# [Requirement]
Report the count of lines containing the word "this" in the entries below, and nothing more.

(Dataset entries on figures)
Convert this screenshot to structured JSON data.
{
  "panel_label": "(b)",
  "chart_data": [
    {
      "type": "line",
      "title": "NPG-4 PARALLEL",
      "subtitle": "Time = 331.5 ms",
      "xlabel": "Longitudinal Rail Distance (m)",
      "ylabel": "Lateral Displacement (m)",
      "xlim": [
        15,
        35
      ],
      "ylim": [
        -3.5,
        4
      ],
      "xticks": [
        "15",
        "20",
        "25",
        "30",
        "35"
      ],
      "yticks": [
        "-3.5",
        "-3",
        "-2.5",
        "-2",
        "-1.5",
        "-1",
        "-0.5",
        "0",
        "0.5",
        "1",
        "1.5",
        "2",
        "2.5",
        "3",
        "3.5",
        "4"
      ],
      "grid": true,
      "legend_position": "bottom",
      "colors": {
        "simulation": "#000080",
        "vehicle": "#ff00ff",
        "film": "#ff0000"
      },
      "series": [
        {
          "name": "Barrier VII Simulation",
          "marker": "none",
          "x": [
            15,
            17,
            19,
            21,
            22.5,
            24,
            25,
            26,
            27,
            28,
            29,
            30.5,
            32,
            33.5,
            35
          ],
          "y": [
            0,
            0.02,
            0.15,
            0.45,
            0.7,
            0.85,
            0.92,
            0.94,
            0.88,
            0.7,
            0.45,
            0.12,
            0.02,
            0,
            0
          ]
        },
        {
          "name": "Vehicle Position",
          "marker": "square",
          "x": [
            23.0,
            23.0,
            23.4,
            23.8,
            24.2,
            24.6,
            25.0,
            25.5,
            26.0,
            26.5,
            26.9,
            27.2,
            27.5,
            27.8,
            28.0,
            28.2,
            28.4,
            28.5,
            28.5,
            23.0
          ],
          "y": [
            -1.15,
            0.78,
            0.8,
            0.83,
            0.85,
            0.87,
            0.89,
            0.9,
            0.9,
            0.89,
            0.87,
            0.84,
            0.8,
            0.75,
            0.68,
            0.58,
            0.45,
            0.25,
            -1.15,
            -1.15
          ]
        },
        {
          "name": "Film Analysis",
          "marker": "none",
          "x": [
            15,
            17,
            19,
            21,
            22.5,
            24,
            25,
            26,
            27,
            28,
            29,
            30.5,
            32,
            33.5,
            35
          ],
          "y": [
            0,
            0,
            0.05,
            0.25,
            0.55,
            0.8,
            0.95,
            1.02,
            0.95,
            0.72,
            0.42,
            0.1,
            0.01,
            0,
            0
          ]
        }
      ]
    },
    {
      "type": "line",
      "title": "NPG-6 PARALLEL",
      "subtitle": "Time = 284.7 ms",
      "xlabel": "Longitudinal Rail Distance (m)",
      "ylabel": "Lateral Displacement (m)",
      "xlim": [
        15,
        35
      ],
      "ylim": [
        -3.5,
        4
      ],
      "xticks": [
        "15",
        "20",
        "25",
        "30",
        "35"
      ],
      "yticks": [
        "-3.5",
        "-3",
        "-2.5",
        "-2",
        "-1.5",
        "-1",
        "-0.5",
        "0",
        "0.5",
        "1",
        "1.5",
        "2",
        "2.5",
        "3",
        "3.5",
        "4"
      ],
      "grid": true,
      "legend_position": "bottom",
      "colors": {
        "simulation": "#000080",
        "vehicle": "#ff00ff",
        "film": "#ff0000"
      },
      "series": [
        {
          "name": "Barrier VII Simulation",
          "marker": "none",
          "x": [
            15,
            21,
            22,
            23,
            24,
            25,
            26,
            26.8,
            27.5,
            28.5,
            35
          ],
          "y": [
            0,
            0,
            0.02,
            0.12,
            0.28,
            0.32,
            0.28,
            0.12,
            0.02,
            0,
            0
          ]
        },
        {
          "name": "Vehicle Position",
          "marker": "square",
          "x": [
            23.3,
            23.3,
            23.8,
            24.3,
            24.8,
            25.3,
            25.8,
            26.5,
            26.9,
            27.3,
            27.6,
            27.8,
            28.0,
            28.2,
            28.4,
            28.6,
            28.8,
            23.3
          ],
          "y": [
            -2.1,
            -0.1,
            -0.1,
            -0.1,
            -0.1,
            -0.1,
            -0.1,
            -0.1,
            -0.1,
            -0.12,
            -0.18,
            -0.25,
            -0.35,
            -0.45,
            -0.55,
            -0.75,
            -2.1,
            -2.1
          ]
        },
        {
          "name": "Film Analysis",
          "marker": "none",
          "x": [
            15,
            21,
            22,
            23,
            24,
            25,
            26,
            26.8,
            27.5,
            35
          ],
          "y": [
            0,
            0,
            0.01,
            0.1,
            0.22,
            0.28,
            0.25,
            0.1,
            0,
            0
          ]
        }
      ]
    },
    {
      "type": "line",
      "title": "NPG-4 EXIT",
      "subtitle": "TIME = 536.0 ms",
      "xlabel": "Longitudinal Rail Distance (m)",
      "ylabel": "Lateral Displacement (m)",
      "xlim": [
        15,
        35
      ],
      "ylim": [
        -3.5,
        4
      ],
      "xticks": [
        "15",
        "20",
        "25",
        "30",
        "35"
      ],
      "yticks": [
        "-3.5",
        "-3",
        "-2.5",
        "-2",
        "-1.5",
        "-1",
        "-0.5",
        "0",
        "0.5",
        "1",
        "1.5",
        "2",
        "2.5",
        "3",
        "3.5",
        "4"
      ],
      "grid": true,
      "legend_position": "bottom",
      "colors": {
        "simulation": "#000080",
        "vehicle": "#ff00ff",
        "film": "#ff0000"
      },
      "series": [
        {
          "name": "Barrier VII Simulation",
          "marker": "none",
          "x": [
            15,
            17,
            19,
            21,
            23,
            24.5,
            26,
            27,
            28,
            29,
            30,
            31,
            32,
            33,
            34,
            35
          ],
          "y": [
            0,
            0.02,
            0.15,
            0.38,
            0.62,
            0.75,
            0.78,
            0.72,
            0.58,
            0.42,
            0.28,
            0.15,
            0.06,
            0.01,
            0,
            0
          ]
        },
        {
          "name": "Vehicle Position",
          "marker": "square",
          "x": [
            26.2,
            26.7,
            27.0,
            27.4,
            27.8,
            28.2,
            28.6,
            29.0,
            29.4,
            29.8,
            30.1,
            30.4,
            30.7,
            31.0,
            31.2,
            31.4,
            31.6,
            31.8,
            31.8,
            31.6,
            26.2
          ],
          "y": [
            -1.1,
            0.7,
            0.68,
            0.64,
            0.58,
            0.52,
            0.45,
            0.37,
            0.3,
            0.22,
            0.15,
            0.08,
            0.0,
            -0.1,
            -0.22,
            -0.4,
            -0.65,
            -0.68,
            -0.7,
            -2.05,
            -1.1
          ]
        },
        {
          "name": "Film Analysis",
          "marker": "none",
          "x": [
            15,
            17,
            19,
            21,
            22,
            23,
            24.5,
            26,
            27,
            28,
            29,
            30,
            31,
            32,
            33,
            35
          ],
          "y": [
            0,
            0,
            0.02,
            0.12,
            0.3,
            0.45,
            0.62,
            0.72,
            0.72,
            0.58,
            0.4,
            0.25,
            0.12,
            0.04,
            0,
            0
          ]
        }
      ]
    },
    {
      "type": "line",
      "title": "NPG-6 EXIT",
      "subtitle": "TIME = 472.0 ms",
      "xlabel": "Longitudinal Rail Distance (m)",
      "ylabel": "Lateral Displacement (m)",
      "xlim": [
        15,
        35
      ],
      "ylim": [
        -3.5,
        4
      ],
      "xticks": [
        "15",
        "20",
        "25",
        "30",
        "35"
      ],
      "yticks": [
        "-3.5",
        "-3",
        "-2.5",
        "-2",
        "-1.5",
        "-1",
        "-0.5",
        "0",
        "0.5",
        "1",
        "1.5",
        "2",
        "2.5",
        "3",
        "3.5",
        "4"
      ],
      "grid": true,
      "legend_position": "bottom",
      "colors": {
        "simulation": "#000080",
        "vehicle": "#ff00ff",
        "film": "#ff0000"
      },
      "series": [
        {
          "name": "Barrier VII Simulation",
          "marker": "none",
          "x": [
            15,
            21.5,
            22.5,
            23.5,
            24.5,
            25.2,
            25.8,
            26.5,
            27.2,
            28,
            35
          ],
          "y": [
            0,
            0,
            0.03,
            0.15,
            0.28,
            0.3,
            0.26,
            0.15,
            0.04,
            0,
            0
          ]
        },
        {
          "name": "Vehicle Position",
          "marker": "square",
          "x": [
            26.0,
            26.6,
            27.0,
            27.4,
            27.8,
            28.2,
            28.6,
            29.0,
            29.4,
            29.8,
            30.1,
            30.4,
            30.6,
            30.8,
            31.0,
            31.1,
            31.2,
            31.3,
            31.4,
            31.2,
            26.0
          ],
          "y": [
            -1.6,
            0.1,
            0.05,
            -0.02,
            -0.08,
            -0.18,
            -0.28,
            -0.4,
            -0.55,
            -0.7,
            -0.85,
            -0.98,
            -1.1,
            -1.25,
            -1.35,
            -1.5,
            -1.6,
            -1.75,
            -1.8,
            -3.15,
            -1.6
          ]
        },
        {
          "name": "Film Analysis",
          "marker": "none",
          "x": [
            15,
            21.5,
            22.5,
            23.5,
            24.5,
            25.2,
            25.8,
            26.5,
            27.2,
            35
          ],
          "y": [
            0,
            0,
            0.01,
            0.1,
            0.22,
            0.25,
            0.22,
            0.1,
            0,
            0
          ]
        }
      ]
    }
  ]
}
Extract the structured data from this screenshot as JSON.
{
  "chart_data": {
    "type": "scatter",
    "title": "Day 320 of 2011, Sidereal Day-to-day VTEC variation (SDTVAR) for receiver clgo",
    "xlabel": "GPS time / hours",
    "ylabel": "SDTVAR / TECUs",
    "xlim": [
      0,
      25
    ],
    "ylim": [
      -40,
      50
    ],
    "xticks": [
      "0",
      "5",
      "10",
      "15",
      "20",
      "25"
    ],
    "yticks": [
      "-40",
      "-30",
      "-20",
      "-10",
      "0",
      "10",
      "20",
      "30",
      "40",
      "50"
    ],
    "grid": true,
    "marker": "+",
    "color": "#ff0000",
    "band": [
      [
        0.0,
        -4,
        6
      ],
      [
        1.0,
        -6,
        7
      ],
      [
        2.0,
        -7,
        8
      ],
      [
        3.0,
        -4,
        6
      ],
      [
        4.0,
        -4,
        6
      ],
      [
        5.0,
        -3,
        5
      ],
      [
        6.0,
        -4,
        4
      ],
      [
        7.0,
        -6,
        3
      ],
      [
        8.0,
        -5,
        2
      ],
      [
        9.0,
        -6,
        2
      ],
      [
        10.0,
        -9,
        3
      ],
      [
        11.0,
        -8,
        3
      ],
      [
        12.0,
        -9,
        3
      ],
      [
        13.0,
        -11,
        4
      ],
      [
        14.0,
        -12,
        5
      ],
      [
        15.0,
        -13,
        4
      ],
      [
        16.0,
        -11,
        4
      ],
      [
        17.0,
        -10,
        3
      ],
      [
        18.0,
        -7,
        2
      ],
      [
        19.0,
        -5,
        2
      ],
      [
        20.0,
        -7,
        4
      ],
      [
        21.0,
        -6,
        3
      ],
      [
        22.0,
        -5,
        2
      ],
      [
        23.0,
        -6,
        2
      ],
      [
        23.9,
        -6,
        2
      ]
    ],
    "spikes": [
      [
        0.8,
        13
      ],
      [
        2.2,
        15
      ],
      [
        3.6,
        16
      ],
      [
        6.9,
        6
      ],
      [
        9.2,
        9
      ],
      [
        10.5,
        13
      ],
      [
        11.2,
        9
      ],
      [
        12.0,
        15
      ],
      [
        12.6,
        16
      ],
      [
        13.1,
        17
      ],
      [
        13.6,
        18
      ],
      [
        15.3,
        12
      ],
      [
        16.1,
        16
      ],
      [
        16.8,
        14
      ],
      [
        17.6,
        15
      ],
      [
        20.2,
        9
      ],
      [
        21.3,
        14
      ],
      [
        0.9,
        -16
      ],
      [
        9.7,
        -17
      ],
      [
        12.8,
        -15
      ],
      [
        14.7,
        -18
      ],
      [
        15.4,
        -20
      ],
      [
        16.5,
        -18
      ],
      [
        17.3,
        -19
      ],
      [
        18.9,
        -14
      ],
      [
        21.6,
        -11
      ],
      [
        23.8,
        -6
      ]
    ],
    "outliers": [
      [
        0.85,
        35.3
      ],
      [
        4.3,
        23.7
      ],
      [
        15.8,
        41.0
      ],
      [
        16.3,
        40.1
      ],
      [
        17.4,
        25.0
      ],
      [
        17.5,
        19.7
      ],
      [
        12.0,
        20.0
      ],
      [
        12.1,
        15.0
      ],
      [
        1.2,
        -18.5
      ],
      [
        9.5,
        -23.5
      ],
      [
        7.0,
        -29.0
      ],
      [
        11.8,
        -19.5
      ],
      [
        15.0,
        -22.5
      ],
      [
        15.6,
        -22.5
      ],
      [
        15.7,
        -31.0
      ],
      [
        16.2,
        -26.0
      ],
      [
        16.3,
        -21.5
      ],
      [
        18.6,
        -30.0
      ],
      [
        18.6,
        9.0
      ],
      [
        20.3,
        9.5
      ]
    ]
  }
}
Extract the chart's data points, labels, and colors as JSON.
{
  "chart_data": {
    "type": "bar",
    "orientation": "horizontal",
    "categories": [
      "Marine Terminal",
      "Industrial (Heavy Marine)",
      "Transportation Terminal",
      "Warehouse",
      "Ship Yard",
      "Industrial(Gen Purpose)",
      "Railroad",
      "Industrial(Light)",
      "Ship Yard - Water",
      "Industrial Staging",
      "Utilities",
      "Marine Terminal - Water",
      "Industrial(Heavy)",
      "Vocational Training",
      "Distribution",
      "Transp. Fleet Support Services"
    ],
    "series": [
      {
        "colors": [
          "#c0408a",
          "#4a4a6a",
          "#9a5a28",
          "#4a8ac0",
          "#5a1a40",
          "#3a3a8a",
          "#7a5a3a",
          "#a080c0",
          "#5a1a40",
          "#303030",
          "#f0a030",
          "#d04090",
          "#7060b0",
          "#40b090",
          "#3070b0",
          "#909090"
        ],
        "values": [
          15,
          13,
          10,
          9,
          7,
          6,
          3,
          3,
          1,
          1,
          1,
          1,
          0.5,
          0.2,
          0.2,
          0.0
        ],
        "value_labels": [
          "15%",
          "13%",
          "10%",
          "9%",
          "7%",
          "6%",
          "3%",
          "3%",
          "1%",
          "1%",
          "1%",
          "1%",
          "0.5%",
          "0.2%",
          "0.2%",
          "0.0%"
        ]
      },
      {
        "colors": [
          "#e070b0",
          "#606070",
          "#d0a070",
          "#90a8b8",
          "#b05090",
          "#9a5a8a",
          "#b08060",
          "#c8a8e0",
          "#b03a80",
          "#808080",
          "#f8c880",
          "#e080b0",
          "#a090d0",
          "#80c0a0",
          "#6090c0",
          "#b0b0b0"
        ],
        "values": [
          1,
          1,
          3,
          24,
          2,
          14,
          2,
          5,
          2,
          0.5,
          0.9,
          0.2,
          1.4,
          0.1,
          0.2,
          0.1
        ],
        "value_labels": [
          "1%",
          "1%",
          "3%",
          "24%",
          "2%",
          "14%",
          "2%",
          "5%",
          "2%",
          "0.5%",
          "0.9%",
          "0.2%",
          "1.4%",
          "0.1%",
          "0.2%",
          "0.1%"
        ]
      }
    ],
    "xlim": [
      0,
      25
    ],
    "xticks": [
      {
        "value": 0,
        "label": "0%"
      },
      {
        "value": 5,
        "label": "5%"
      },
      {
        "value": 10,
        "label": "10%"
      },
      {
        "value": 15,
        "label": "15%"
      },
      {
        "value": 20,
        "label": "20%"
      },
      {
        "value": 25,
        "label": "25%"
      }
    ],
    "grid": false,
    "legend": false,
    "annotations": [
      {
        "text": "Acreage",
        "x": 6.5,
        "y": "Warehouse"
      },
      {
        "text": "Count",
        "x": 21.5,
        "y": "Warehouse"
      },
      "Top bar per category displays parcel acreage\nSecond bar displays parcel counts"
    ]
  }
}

# [Exercise output]
2